Saved entries:
· · ·
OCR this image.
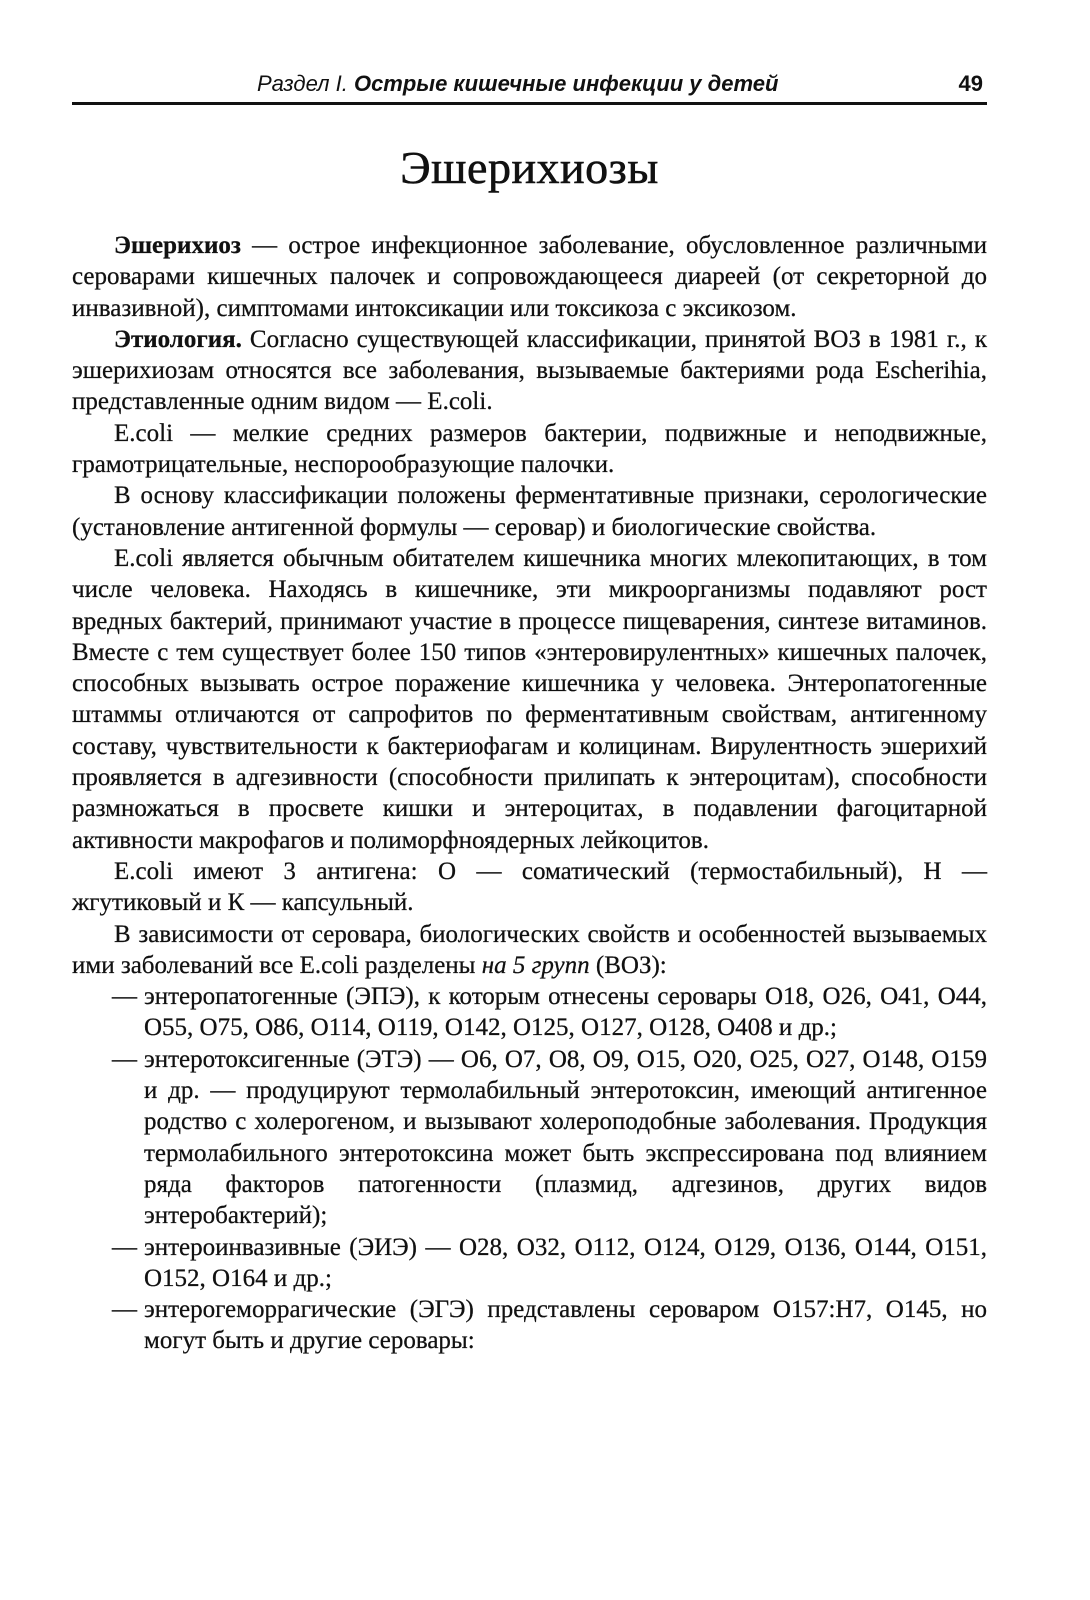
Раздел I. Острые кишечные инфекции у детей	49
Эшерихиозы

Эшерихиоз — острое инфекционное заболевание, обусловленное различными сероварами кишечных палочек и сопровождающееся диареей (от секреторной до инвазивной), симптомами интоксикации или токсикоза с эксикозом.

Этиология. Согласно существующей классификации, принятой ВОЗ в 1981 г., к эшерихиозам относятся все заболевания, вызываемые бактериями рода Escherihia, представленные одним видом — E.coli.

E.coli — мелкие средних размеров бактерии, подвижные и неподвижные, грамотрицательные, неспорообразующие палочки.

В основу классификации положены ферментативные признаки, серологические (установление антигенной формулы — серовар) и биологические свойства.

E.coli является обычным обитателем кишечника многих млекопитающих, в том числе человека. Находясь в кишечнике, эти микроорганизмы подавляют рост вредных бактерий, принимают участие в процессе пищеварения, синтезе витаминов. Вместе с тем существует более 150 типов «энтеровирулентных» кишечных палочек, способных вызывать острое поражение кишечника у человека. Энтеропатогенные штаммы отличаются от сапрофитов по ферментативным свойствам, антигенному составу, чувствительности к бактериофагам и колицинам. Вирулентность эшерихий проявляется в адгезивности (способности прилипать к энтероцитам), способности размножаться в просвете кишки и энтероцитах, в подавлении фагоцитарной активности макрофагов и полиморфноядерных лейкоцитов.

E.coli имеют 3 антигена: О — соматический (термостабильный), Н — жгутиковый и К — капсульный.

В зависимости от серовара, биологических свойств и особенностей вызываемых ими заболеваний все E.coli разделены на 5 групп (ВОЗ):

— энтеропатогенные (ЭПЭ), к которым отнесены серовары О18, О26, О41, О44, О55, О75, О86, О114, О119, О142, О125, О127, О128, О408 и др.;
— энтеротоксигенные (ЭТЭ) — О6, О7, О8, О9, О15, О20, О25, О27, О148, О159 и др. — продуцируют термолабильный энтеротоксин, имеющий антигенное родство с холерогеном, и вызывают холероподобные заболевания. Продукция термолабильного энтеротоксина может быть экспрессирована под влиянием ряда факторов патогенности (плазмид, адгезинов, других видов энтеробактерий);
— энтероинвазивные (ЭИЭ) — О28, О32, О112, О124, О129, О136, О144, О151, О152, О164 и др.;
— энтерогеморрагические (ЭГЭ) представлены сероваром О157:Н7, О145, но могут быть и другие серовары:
· · ·
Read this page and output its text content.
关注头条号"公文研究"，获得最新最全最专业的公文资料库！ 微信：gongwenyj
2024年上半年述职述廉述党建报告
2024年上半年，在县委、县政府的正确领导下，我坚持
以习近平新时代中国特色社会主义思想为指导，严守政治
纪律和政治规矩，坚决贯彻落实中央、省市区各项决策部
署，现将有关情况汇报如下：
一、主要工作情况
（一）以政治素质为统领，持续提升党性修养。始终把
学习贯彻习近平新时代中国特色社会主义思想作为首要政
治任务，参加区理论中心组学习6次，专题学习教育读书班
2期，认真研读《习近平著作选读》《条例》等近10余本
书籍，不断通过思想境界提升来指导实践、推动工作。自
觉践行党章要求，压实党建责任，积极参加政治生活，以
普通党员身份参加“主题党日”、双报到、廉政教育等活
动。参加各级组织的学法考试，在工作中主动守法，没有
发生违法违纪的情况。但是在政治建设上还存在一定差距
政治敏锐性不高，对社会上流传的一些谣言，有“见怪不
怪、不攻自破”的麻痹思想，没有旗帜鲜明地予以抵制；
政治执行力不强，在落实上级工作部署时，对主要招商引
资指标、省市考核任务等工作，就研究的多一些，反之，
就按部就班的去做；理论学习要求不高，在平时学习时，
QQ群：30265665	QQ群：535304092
· · ·
-- INSTRUCTIONS TO FOLLOW --
Copy each line of the records that contains the word "классификации".

-- THE RESULT --
Этиология. Согласно существующей классификации, принятой ВОЗ в 1981 г., к эшерихиозам относятся все заболевания, вызываемые бактериями рода Escherihia, представленные одним видом — E.coli.
В основу классификации положены ферментативные признаки, серологические (установление антигенной формулы — серовар) и биологические свойства.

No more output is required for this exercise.